-- START --
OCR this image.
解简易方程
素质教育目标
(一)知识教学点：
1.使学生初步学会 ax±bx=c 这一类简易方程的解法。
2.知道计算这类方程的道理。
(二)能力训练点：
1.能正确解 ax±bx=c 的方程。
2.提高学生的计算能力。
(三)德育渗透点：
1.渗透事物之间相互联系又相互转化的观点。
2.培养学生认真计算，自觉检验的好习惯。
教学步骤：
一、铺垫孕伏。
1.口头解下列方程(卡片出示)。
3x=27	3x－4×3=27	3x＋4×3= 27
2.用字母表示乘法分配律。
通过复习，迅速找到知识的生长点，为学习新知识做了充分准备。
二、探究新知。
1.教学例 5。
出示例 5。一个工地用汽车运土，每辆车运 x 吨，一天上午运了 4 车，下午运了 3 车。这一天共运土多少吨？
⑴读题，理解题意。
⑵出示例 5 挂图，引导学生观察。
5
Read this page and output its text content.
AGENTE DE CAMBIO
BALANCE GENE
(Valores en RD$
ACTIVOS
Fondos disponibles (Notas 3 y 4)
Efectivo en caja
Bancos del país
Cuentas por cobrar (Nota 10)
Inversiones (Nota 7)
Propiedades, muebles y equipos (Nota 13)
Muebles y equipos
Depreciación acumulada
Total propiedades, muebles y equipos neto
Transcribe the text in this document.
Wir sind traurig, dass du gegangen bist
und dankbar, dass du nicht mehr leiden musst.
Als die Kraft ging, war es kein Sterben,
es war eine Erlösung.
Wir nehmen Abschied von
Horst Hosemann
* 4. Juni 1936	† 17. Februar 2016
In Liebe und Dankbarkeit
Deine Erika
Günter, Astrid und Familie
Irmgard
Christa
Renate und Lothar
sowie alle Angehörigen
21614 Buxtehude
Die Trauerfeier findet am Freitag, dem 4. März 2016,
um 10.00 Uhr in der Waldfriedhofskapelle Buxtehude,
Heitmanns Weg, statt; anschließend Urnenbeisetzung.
-- END --
| Set exercise |
Please reproduce every line of the material word for word.

| Finished task |
OCR this image.
解简易方程
素质教育目标
(一)知识教学点：
1.使学生初步学会 ax±bx=c 这一类简易方程的解法。
2.知道计算这类方程的道理。
(二)能力训练点：
1.能正确解 ax±bx=c 的方程。
2.提高学生的计算能力。
(三)德育渗透点：
1.渗透事物之间相互联系又相互转化的观点。
2.培养学生认真计算，自觉检验的好习惯。
教学步骤：
一、铺垫孕伏。
1.口头解下列方程(卡片出示)。
3x=27	3x－4×3=27	3x＋4×3= 27
2.用字母表示乘法分配律。
通过复习，迅速找到知识的生长点，为学习新知识做了充分准备。
二、探究新知。
1.教学例 5。
出示例 5。一个工地用汽车运土，每辆车运 x 吨，一天上午运了 4 车，下午运了 3 车。这一天共运土多少吨？
⑴读题，理解题意。
⑵出示例 5 挂图，引导学生观察。
5
Read this page and output its text content.
AGENTE DE CAMBIO
BALANCE GENE
(Valores en RD$
ACTIVOS
Fondos disponibles (Notas 3 y 4)
Efectivo en caja
Bancos del país
Cuentas por cobrar (Nota 10)
Inversiones (Nota 7)
Propiedades, muebles y equipos (Nota 13)
Muebles y equipos
Depreciación acumulada
Total propiedades, muebles y equipos neto
Transcribe the text in this document.
Wir sind traurig, dass du gegangen bist
und dankbar, dass du nicht mehr leiden musst.
Als die Kraft ging, war es kein Sterben,
es war eine Erlösung.
Wir nehmen Abschied von
Horst Hosemann
* 4. Juni 1936	† 17. Februar 2016
In Liebe und Dankbarkeit
Deine Erika
Günter, Astrid und Familie
Irmgard
Christa
Renate und Lothar
sowie alle Angehörigen
21614 Buxtehude
Die Trauerfeier findet am Freitag, dem 4. März 2016,
um 10.00 Uhr in der Waldfriedhofskapelle Buxtehude,
Heitmanns Weg, statt; anschließend Urnenbeisetzung.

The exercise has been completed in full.